• _SOURCE RECORDS_:
================================
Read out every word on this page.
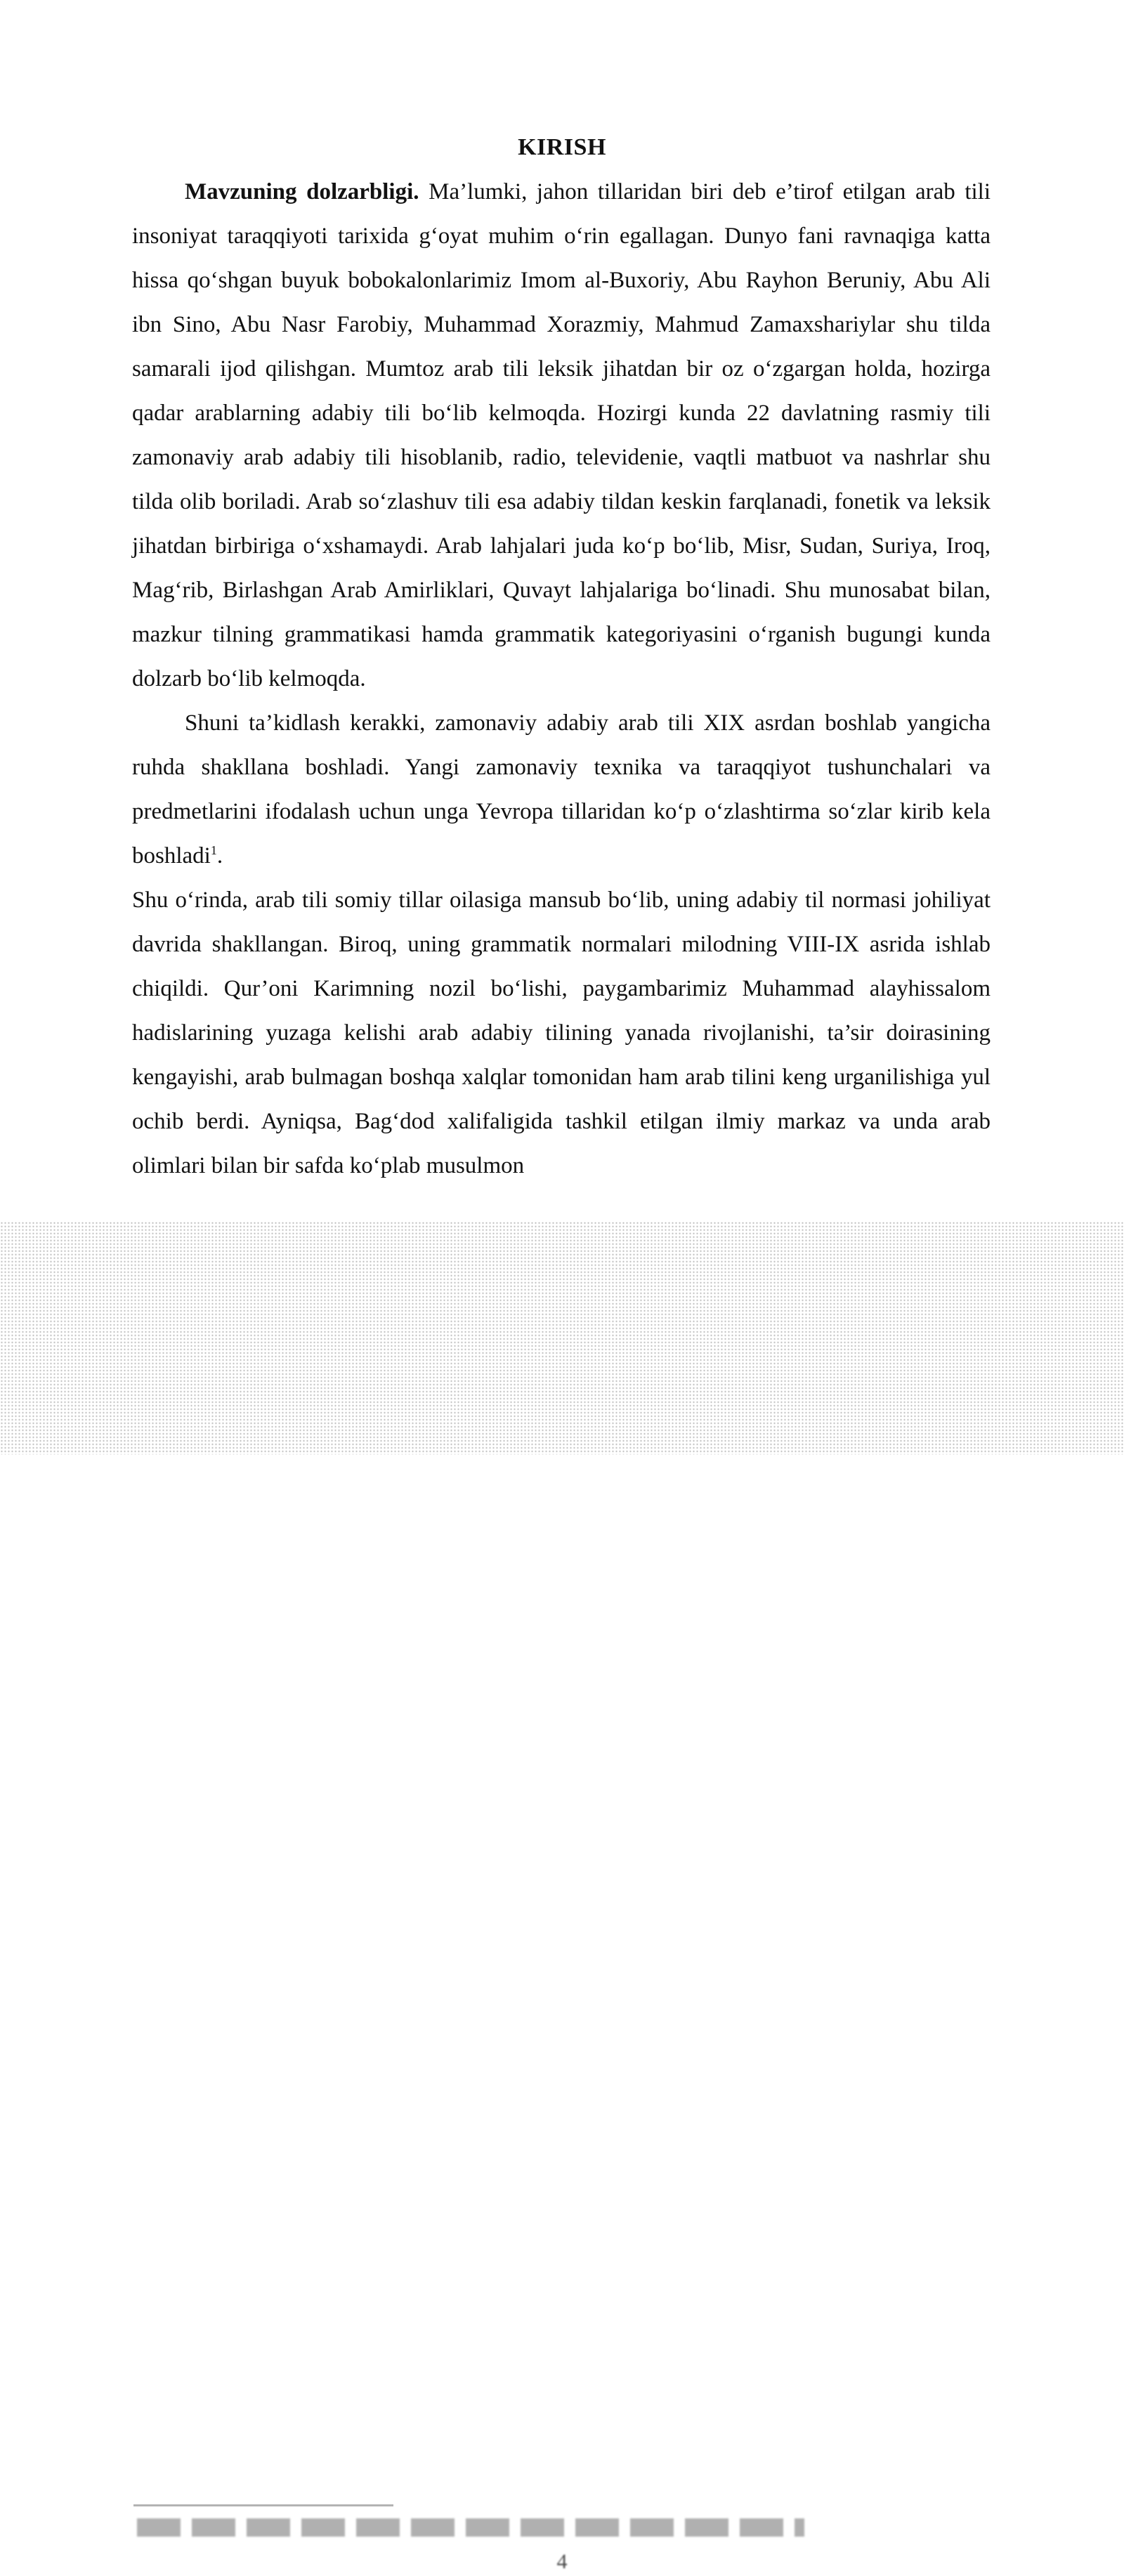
KIRISH

Mavzuning dolzarbligi. Ma’lumki, jahon tillaridan biri deb e’tirof etilgan arab tili insoniyat taraqqiyoti tarixida g‘oyat muhim o‘rin egallagan. Dunyo fani ravnaqiga katta hissa qo‘shgan buyuk bobokalonlarimiz Imom al-Buxoriy, Abu Rayhon Beruniy, Abu Ali ibn Sino, Abu Nasr Farobiy, Muhammad Xorazmiy, Mahmud Zamaxshariylar shu tilda samarali ijod qilishgan. Mumtoz arab tili leksik jihatdan bir oz o‘zgargan holda, hozirga qadar arablarning adabiy tili bo‘lib kelmoqda. Hozirgi kunda 22 davlatning rasmiy tili zamonaviy arab adabiy tili hisoblanib, radio, televidenie, vaqtli matbuot va nashrlar shu tilda olib boriladi. Arab so‘zlashuv tili esa adabiy tildan keskin farqlanadi, fonetik va leksik jihatdan birbiriga o‘xshamaydi. Arab lahjalari juda ko‘p bo‘lib, Misr, Sudan, Suriya, Iroq, Mag‘rib, Birlashgan Arab Amirliklari, Quvayt lahjalariga bo‘linadi. Shu munosabat bilan, mazkur tilning grammatikasi hamda grammatik kategoriyasini o‘rganish bugungi kunda dolzarb bo‘lib kelmoqda.

Shuni ta’kidlash kerakki, zamonaviy adabiy arab tili XIX asrdan boshlab yangicha ruhda shakllana boshladi. Yangi zamonaviy texnika va taraqqiyot tushunchalari va predmetlarini ifodalash uchun unga Yevropa tillaridan ko‘p o‘zlashtirma so‘zlar kirib kela boshladi$^1$.

Shu o‘rinda, arab tili somiy tillar oilasiga mansub bo‘lib, uning adabiy til normasi johiliyat davrida shakllangan. Biroq, uning grammatik normalari milodning VIII-IX asrida ishlab chiqildi. Qur’oni Karimning nozil bo‘lishi, paygambarimiz Muhammad alayhissalom hadislarining yuzaga kelishi arab adabiy tilining yanada rivojlanishi, ta’sir doirasining kengayishi, arab bulmagan boshqa xalqlar tomonidan ham arab tilini keng urganilishiga yul ochib berdi. Ayniqsa, Bag‘dod xalifaligida tashkil etilgan ilmiy markaz va unda arab olimlari bilan bir safda ko‘plab musulmon

4
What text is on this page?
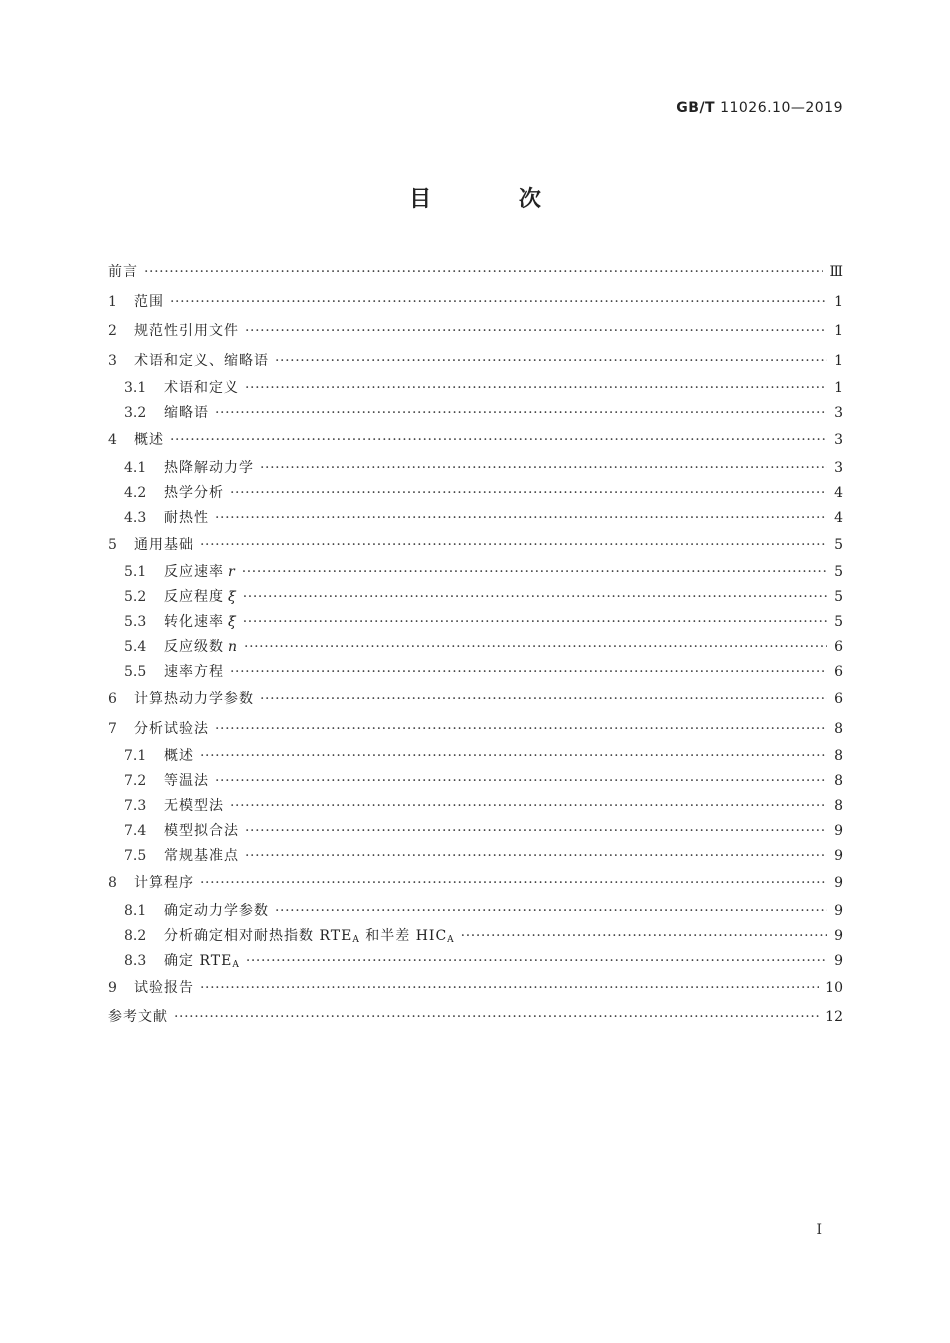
GB/T 11026.10—2019
目 次
前言 ·····	Ⅲ
1	范围 ·····	1
2	规范性引用文件 ·····	1
3	术语和定义、缩略语 ·····	1
3.1	术语和定义 ·····	1
3.2	缩略语 ·····	3
4	概述 ·····	3
4.1	热降解动力学 ·····	3
4.2	热学分析 ·····	4
4.3	耐热性 ·····	4
5	通用基础 ·····	5
5.1	反应速率 r ·····	5
5.2	反应程度 ξ ·····	5
5.3	转化速率 ξ̇ ·····	5
5.4	反应级数 n ·····	6
5.5	速率方程 ·····	6
6	计算热动力学参数 ·····	6
7	分析试验法 ·····	8
7.1	概述 ·····	8
7.2	等温法 ·····	8
7.3	无模型法 ·····	8
7.4	模型拟合法 ·····	9
7.5	常规基准点 ·····	9
8	计算程序 ·····	9
8.1	确定动力学参数 ·····	9
8.2	分析确定相对耐热指数 $RTE_A$ 和半差 $HIC_A$ ·····	9
8.3	确定 $RTE_A$ ·····	9
9	试验报告 ·····	10
参考文献 ·····	12
I
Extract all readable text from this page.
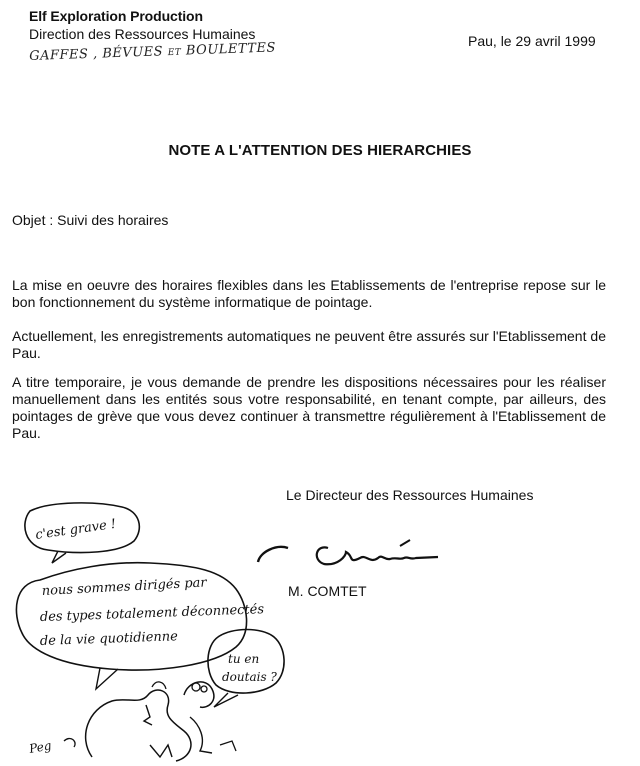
Elf Exploration Production
Direction des Ressources Humaines	Pau, le 29 avril 1999
GAFFES , BÉVUES et BOULETTES
NOTE A L'ATTENTION DES HIERARCHIES
Objet : Suivi des horaires
La mise en oeuvre des horaires flexibles dans les Etablissements de l'entreprise repose sur le bon fonctionnement du système informatique de pointage.
Actuellement, les enregistrements automatiques ne peuvent être assurés sur l'Etablissement de Pau.
A titre temporaire, je vous demande de prendre les dispositions nécessaires pour les réaliser manuellement dans les entités sous votre responsabilité, en tenant compte, par ailleurs, des pointages de grève que vous devez continuer à transmettre régulièrement à l'Etablissement de Pau.
Le Directeur des Ressources Humaines
M. COMTET
c'est grave !
nous sommes dirigés par
des types totalement déconnectés
de la vie quotidienne
tu en
doutais ?
Peg
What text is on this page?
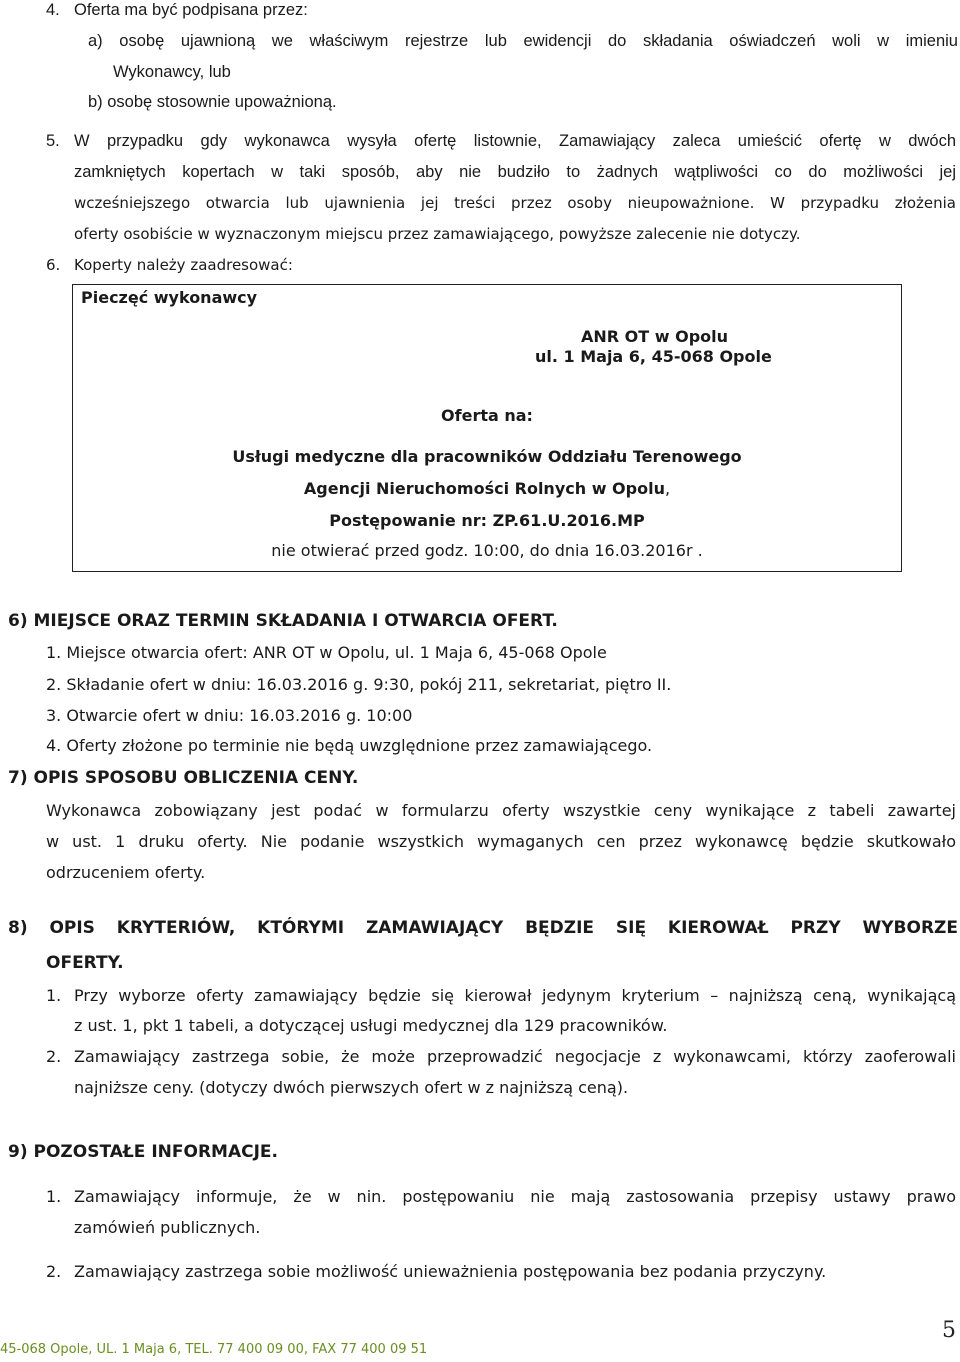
4. Oferta ma być podpisana przez:
a) osobę ujawnioną we właściwym rejestrze lub ewidencji do składania oświadczeń woli w imieniu
Wykonawcy, lub
b) osobę stosownie upoważnioną.
5. W przypadku gdy wykonawca wysyła ofertę listownie, Zamawiający zaleca umieścić ofertę w dwóch
zamkniętych kopertach w taki sposób, aby nie budziło to żadnych wątpliwości co do możliwości jej
wcześniejszego otwarcia lub ujawnienia jej treści przez osoby nieupoważnione. W przypadku złożenia
oferty osobiście w wyznaczonym miejscu przez zamawiającego, powyższe zalecenie nie dotyczy.
6. Koperty należy zaadresować:
Pieczęć wykonawcy
ANR OT w Opolu
ul. 1 Maja 6, 45-068 Opole
Oferta na:
Usługi medyczne dla pracowników Oddziału Terenowego
Agencji Nieruchomości Rolnych w Opolu,
Postępowanie nr: ZP.61.U.2016.MP
nie otwierać przed godz. 10:00, do dnia 16.03.2016r .
6) MIEJSCE ORAZ TERMIN SKŁADANIA I OTWARCIA OFERT.
1. Miejsce otwarcia ofert: ANR OT w Opolu, ul. 1 Maja 6, 45-068 Opole
2. Składanie ofert w dniu: 16.03.2016 g. 9:30, pokój 211, sekretariat, piętro II.
3. Otwarcie ofert w dniu: 16.03.2016 g. 10:00
4. Oferty złożone po terminie nie będą uwzględnione przez zamawiającego.
7) OPIS SPOSOBU OBLICZENIA CENY.
Wykonawca zobowiązany jest podać w formularzu oferty wszystkie ceny wynikające z tabeli zawartej
w ust. 1 druku oferty. Nie podanie wszystkich wymaganych cen przez wykonawcę będzie skutkowało
odrzuceniem oferty.
8) OPIS KRYTERIÓW, KTÓRYMI ZAMAWIAJĄCY BĘDZIE SIĘ KIEROWAŁ PRZY WYBORZE
OFERTY.
1. Przy wyborze oferty zamawiający będzie się kierował jedynym kryterium – najniższą ceną, wynikającą
z ust. 1, pkt 1 tabeli, a dotyczącej usługi medycznej dla 129 pracowników.
2. Zamawiający zastrzega sobie, że może przeprowadzić negocjacje z wykonawcami, którzy zaoferowali
najniższe ceny. (dotyczy dwóch pierwszych ofert w z najniższą ceną).
9) POZOSTAŁE INFORMACJE.
1. Zamawiający informuje, że w nin. postępowaniu nie mają zastosowania przepisy ustawy prawo
zamówień publicznych.
2. Zamawiający zastrzega sobie możliwość unieważnienia postępowania bez podania przyczyny.
45-068 Opole, UL. 1 Maja 6, TEL. 77 400 09 00, FAX 77 400 09 51
5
================================
Copy all lines from the material that include "przypadku".

• _RESPONSE BELOW_:
5. W przypadku gdy wykonawca wysyła ofertę listownie, Zamawiający zaleca umieścić ofertę w dwóch
wcześniejszego otwarcia lub ujawnienia jej treści przez osoby nieupoważnione. W przypadku złożenia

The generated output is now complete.